Filter this material down to the lines that hold "Harry", copying each one.

[START]

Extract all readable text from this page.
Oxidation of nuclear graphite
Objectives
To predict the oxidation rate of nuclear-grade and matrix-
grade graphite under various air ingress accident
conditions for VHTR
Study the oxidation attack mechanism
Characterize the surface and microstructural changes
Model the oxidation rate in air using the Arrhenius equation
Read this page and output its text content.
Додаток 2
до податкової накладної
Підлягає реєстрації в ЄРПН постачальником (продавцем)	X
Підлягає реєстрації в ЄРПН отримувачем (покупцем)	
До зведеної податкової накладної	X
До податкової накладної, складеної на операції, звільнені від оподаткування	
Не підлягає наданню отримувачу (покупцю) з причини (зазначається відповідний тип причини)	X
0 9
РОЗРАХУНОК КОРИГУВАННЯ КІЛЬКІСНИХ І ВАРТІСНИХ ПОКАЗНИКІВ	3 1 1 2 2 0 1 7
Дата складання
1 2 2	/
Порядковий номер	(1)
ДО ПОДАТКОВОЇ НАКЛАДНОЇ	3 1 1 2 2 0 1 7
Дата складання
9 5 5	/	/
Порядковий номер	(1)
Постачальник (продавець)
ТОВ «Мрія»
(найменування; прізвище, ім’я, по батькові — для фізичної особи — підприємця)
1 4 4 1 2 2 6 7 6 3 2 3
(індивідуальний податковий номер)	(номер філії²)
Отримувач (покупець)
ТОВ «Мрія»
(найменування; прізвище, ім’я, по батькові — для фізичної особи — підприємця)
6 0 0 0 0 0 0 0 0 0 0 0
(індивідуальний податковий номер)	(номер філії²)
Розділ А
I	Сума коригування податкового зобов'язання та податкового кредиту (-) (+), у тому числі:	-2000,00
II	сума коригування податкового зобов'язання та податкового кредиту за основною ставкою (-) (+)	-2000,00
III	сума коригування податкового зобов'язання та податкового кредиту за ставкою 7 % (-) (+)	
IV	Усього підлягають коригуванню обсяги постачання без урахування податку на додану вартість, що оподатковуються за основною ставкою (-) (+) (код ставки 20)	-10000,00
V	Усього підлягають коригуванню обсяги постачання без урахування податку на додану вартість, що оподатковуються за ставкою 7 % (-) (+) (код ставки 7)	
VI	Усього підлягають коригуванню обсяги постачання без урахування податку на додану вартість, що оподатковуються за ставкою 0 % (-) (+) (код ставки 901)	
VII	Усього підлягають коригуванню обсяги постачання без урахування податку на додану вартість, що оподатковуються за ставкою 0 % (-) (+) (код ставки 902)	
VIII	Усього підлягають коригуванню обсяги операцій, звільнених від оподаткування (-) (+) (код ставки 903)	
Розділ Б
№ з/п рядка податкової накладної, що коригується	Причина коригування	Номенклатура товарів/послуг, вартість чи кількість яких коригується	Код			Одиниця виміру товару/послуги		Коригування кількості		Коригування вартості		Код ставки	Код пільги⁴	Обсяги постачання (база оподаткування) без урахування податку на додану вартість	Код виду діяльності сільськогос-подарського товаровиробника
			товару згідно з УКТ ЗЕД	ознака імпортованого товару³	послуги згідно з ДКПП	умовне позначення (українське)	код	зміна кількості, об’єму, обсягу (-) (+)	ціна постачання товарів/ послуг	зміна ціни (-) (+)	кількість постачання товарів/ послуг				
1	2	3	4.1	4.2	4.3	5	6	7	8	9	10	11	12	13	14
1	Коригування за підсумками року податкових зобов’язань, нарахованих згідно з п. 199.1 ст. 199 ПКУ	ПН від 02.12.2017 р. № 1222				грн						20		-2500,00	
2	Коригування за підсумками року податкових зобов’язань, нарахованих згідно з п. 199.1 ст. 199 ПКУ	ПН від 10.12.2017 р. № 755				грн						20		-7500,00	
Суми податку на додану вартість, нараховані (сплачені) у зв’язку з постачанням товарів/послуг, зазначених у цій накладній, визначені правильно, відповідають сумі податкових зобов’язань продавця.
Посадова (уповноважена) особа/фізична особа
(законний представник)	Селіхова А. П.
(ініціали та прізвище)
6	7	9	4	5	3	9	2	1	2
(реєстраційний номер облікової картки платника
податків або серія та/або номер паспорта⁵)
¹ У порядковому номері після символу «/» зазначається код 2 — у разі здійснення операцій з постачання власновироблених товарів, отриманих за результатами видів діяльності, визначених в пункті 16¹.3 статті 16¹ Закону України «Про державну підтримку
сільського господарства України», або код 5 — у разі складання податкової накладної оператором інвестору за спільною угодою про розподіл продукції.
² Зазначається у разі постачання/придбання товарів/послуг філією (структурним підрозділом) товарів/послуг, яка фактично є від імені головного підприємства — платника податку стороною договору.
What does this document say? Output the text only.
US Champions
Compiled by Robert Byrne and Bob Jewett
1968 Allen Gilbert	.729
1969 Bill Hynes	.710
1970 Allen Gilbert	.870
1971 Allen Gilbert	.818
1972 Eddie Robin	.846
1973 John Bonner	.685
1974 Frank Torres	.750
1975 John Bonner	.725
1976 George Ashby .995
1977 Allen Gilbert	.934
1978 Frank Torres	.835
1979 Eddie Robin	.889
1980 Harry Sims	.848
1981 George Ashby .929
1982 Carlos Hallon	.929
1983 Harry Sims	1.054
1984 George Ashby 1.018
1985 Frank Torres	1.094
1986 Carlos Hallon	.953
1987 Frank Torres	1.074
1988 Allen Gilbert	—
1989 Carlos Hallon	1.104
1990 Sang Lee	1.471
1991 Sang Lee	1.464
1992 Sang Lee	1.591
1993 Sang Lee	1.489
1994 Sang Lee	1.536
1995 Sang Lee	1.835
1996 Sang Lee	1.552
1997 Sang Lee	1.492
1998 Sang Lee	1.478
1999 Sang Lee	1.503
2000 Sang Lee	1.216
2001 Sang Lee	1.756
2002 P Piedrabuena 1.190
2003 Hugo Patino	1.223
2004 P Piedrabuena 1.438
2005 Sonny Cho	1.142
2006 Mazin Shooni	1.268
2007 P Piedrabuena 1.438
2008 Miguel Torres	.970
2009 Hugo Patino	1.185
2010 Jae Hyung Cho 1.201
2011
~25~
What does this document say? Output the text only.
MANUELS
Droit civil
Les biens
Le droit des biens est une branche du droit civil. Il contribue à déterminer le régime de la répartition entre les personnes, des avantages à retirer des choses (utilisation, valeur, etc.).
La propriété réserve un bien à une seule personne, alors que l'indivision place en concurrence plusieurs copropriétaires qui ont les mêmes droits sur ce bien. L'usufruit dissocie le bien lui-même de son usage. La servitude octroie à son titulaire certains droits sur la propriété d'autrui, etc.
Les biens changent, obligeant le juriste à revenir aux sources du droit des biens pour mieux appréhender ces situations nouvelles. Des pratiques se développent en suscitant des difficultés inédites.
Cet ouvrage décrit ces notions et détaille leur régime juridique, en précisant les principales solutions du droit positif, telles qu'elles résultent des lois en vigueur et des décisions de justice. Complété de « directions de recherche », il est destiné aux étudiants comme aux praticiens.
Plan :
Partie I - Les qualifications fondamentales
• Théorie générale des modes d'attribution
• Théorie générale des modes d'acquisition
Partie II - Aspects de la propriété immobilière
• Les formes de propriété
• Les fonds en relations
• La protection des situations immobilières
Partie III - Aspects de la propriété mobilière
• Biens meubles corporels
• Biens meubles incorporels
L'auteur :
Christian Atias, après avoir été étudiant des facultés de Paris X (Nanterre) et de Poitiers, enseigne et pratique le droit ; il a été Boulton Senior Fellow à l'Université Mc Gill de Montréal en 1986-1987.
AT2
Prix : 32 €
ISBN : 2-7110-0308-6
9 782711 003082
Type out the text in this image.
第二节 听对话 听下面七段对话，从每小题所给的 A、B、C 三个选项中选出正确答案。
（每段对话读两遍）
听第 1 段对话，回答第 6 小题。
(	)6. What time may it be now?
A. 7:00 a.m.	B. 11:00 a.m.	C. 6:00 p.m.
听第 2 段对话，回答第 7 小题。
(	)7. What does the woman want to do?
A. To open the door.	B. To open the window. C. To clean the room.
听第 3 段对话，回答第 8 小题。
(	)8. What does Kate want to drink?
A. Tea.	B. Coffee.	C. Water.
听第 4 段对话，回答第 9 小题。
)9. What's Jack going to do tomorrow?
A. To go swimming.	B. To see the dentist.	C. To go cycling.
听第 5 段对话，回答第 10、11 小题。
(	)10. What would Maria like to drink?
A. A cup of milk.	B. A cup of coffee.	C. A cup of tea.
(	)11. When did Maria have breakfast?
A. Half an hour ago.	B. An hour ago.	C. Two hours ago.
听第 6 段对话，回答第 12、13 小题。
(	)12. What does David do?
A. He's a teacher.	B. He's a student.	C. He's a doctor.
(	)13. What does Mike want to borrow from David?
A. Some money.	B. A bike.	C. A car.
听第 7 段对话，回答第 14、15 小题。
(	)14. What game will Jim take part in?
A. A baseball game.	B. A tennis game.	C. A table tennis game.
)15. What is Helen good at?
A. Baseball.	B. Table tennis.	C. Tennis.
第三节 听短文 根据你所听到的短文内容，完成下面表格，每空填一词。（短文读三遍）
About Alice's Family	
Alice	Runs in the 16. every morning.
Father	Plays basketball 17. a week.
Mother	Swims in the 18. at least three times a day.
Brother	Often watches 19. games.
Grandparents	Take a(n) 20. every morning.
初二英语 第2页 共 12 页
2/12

[END]

RESULT BELOW:
1980 Harry Sims	.848
1983 Harry Sims	1.054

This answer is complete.